(Records from a collection)
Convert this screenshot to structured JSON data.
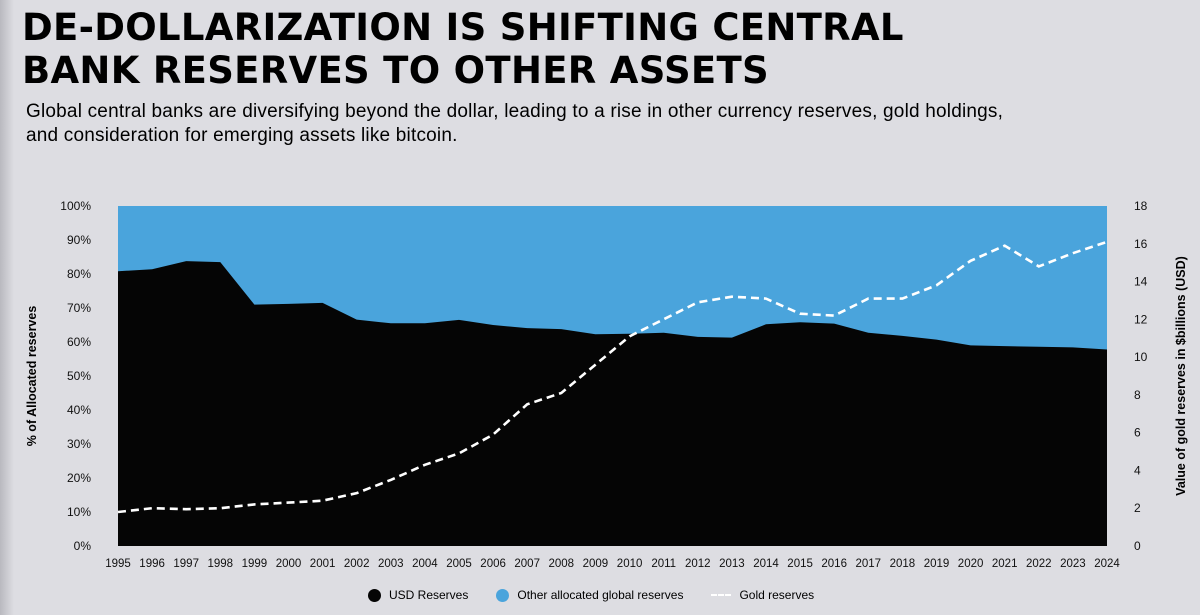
{
  "title": "DE-DOLLARIZATION IS SHIFTING CENTRAL BANK RESERVES TO OTHER ASSETS",
  "subtitle": "Global central banks are diversifying beyond the dollar, leading to a rise in other currency reserves, gold holdings, and consideration for emerging assets like bitcoin.",
  "chart_data": {
    "type": "area",
    "categories": [
      "1995",
      "1996",
      "1997",
      "1998",
      "1999",
      "2000",
      "2001",
      "2002",
      "2003",
      "2004",
      "2005",
      "2006",
      "2007",
      "2008",
      "2009",
      "2010",
      "2011",
      "2012",
      "2013",
      "2014",
      "2015",
      "2016",
      "2017",
      "2018",
      "2019",
      "2020",
      "2021",
      "2022",
      "2023",
      "2024"
    ],
    "series": [
      {
        "name": "USD Reserves",
        "axis": "left",
        "unit": "%",
        "values": [
          80.8,
          81.4,
          83.8,
          83.5,
          71.0,
          71.2,
          71.5,
          66.6,
          65.5,
          65.5,
          66.5,
          65.0,
          64.1,
          63.8,
          62.3,
          62.4,
          62.7,
          61.5,
          61.3,
          65.2,
          65.8,
          65.4,
          62.7,
          61.8,
          60.7,
          59.0,
          58.8,
          58.6,
          58.4,
          57.8
        ]
      },
      {
        "name": "Other allocated global reserves",
        "axis": "left",
        "unit": "%",
        "values": [
          19.2,
          18.6,
          16.2,
          16.5,
          29.0,
          28.8,
          28.5,
          33.4,
          34.5,
          34.5,
          33.5,
          35.0,
          35.9,
          36.2,
          37.7,
          37.6,
          37.3,
          38.5,
          38.7,
          34.8,
          34.2,
          34.6,
          37.3,
          38.2,
          39.3,
          41.0,
          41.2,
          41.4,
          41.6,
          42.2
        ]
      },
      {
        "name": "Gold reserves",
        "axis": "right",
        "unit": "$billions (USD)",
        "values": [
          1.8,
          2.0,
          1.95,
          2.0,
          2.2,
          2.3,
          2.4,
          2.8,
          3.5,
          4.3,
          4.9,
          5.9,
          7.5,
          8.1,
          9.6,
          11.1,
          12.0,
          12.9,
          13.2,
          13.1,
          12.3,
          12.2,
          13.1,
          13.1,
          13.8,
          15.1,
          15.9,
          14.8,
          15.5,
          16.1
        ]
      }
    ],
    "left_axis": {
      "label": "% of Allocated reserves",
      "range": [
        0,
        100
      ],
      "ticks": [
        "0%",
        "10%",
        "20%",
        "30%",
        "40%",
        "50%",
        "60%",
        "70%",
        "80%",
        "90%",
        "100%"
      ]
    },
    "right_axis": {
      "label": "Value of gold reserves in $billions (USD)",
      "range": [
        0,
        18
      ],
      "ticks": [
        "0",
        "2",
        "4",
        "6",
        "8",
        "10",
        "12",
        "14",
        "16",
        "18"
      ]
    },
    "legend_position": "bottom",
    "grid": false
  },
  "colors": {
    "usd": "#050505",
    "other": "#4aa4dc",
    "gold": "#ffffff",
    "background": "#dddde2"
  }
}
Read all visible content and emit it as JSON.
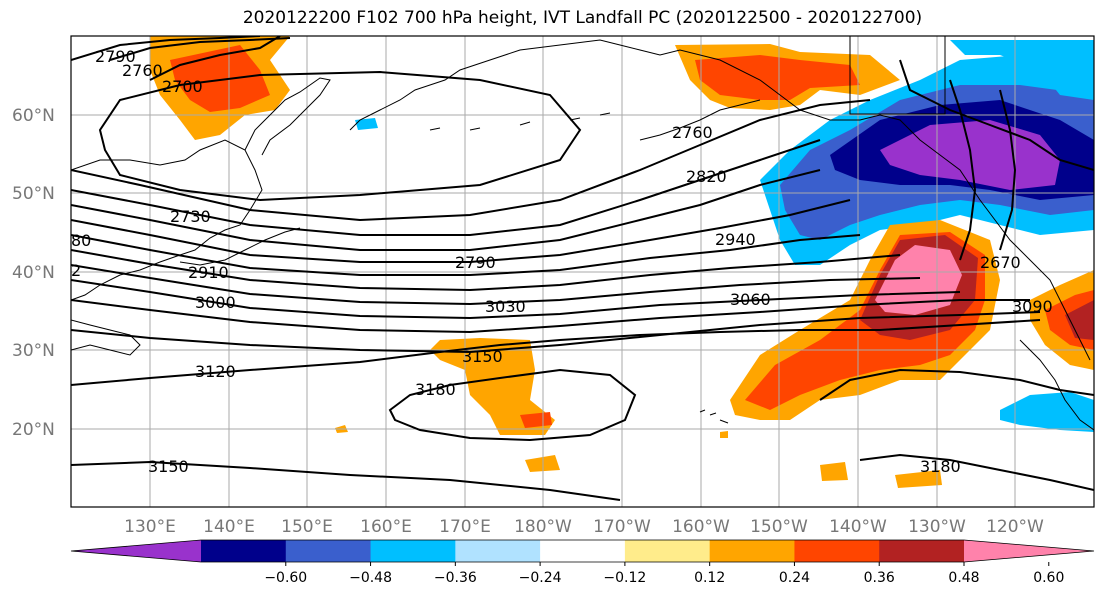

> _GIVEN PROBLEM_
Copy the records word for word, leaving no picture in the copy.

> _EXPECTED ANSWER_
Convert this screenshot to structured JSON data.
{
  "title": "DE-DOLLARIZATION IS SHIFTING CENTRAL BANK RESERVES TO OTHER ASSETS",
  "subtitle": "Global central banks are diversifying beyond the dollar, leading to a rise in other currency reserves, gold holdings, and consideration for emerging assets like bitcoin.",
  "chart_data": {
    "type": "area",
    "categories": [
      "1995",
      "1996",
      "1997",
      "1998",
      "1999",
      "2000",
      "2001",
      "2002",
      "2003",
      "2004",
      "2005",
      "2006",
      "2007",
      "2008",
      "2009",
      "2010",
      "2011",
      "2012",
      "2013",
      "2014",
      "2015",
      "2016",
      "2017",
      "2018",
      "2019",
      "2020",
      "2021",
      "2022",
      "2023",
      "2024"
    ],
    "series": [
      {
        "name": "USD Reserves",
        "axis": "left",
        "unit": "%",
        "values": [
          80.8,
          81.4,
          83.8,
          83.5,
          71.0,
          71.2,
          71.5,
          66.6,
          65.5,
          65.5,
          66.5,
          65.0,
          64.1,
          63.8,
          62.3,
          62.4,
          62.7,
          61.5,
          61.3,
          65.2,
          65.8,
          65.4,
          62.7,
          61.8,
          60.7,
          59.0,
          58.8,
          58.6,
          58.4,
          57.8
        ]
      },
      {
        "name": "Other allocated global reserves",
        "axis": "left",
        "unit": "%",
        "values": [
          19.2,
          18.6,
          16.2,
          16.5,
          29.0,
          28.8,
          28.5,
          33.4,
          34.5,
          34.5,
          33.5,
          35.0,
          35.9,
          36.2,
          37.7,
          37.6,
          37.3,
          38.5,
          38.7,
          34.8,
          34.2,
          34.6,
          37.3,
          38.2,
          39.3,
          41.0,
          41.2,
          41.4,
          41.6,
          42.2
        ]
      },
      {
        "name": "Gold reserves",
        "axis": "right",
        "unit": "$billions (USD)",
        "values": [
          1.8,
          2.0,
          1.95,
          2.0,
          2.2,
          2.3,
          2.4,
          2.8,
          3.5,
          4.3,
          4.9,
          5.9,
          7.5,
          8.1,
          9.6,
          11.1,
          12.0,
          12.9,
          13.2,
          13.1,
          12.3,
          12.2,
          13.1,
          13.1,
          13.8,
          15.1,
          15.9,
          14.8,
          15.5,
          16.1
        ]
      }
    ],
    "left_axis": {
      "label": "% of Allocated reserves",
      "range": [
        0,
        100
      ],
      "ticks": [
        "0%",
        "10%",
        "20%",
        "30%",
        "40%",
        "50%",
        "60%",
        "70%",
        "80%",
        "90%",
        "100%"
      ]
    },
    "right_axis": {
      "label": "Value of gold reserves in $billions (USD)",
      "range": [
        0,
        18
      ],
      "ticks": [
        "0",
        "2",
        "4",
        "6",
        "8",
        "10",
        "12",
        "14",
        "16",
        "18"
      ]
    },
    "legend_position": "bottom",
    "grid": false
  },
  "colors": {
    "usd": "#050505",
    "other": "#4aa4dc",
    "gold": "#ffffff",
    "background": "#dddde2"
  }
}
Read all visible content and emit it as JSON.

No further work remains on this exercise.